● Exercise directions
Copy every line of the listing that holds the string "Wettbewerbsbeschränkungen".

● Data records
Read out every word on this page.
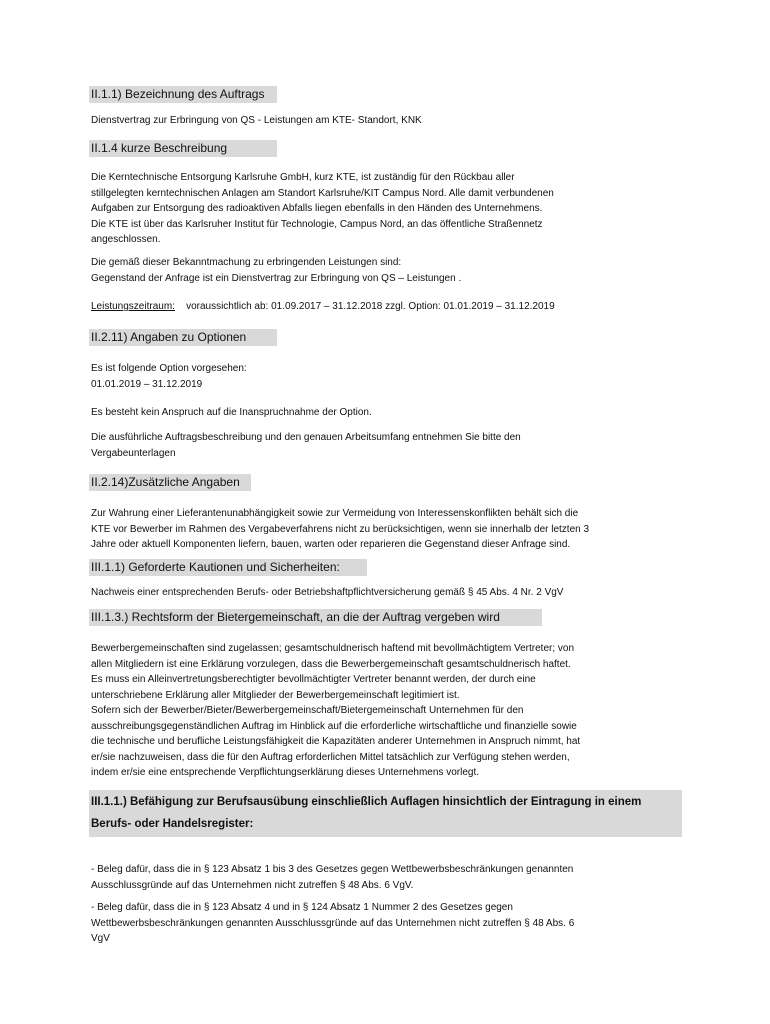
II.1.1) Bezeichnung des Auftrags
Dienstvertrag zur Erbringung von QS - Leistungen am KTE- Standort, KNK
II.1.4 kurze Beschreibung
Die Kerntechnische Entsorgung Karlsruhe GmbH, kurz KTE, ist zuständig für den Rückbau aller
stillgelegten kerntechnischen Anlagen am Standort Karlsruhe/KIT Campus Nord. Alle damit verbundenen
Aufgaben zur Entsorgung des radioaktiven Abfalls liegen ebenfalls in den Händen des Unternehmens.
Die KTE ist über das Karlsruher Institut für Technologie, Campus Nord, an das öffentliche Straßennetz
angeschlossen.
Die gemäß dieser Bekanntmachung zu erbringenden Leistungen sind:
Gegenstand der Anfrage ist ein Dienstvertrag zur Erbringung von QS – Leistungen .
Leistungszeitraum: voraussichtlich ab: 01.09.2017 – 31.12.2018 zzgl. Option: 01.01.2019 – 31.12.2019
II.2.11) Angaben zu Optionen
Es ist folgende Option vorgesehen:
01.01.2019 – 31.12.2019
Es besteht kein Anspruch auf die Inanspruchnahme der Option.
Die ausführliche Auftragsbeschreibung und den genauen Arbeitsumfang entnehmen Sie bitte den
Vergabeunterlagen
II.2.14)Zusätzliche Angaben
Zur Wahrung einer Lieferantenunabhängigkeit sowie zur Vermeidung von Interessenskonflikten behält sich die
KTE vor Bewerber im Rahmen des Vergabeverfahrens nicht zu berücksichtigen, wenn sie innerhalb der letzten 3
Jahre oder aktuell Komponenten liefern, bauen, warten oder reparieren die Gegenstand dieser Anfrage sind.
III.1.1) Geforderte Kautionen und Sicherheiten:
Nachweis einer entsprechenden Berufs- oder Betriebshaftpflichtversicherung gemäß § 45 Abs. 4 Nr. 2 VgV
III.1.3.) Rechtsform der Bietergemeinschaft, an die der Auftrag vergeben wird
Bewerbergemeinschaften sind zugelassen; gesamtschuldnerisch haftend mit bevollmächtigtem Vertreter; von
allen Mitgliedern ist eine Erklärung vorzulegen, dass die Bewerbergemeinschaft gesamtschuldnerisch haftet.
Es muss ein Alleinvertretungsberechtigter bevollmächtigter Vertreter benannt werden, der durch eine
unterschriebene Erklärung aller Mitglieder der Bewerbergemeinschaft legitimiert ist.
Sofern sich der Bewerber/Bieter/Bewerbergemeinschaft/Bietergemeinschaft Unternehmen für den
ausschreibungsgegenständlichen Auftrag im Hinblick auf die erforderliche wirtschaftliche und finanzielle sowie
die technische und berufliche Leistungsfähigkeit die Kapazitäten anderer Unternehmen in Anspruch nimmt, hat
er/sie nachzuweisen, dass die für den Auftrag erforderlichen Mittel tatsächlich zur Verfügung stehen werden,
indem er/sie eine entsprechende Verpflichtungserklärung dieses Unternehmens vorlegt.
III.1.1.) Befähigung zur Berufsausübung einschließlich Auflagen hinsichtlich der Eintragung in einem
Berufs- oder Handelsregister:
- Beleg dafür, dass die in § 123 Absatz 1 bis 3 des Gesetzes gegen Wettbewerbsbeschränkungen genannten
Ausschlussgründe auf das Unternehmen nicht zutreffen § 48 Abs. 6 VgV.
- Beleg dafür, dass die in § 123 Absatz 4 und in § 124 Absatz 1 Nummer 2 des Gesetzes gegen
Wettbewerbsbeschränkungen genannten Ausschlussgründe auf das Unternehmen nicht zutreffen § 48 Abs. 6
VgV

● Right answer
- Beleg dafür, dass die in § 123 Absatz 1 bis 3 des Gesetzes gegen Wettbewerbsbeschränkungen genannten
Wettbewerbsbeschränkungen genannten Ausschlussgründe auf das Unternehmen nicht zutreffen § 48 Abs. 6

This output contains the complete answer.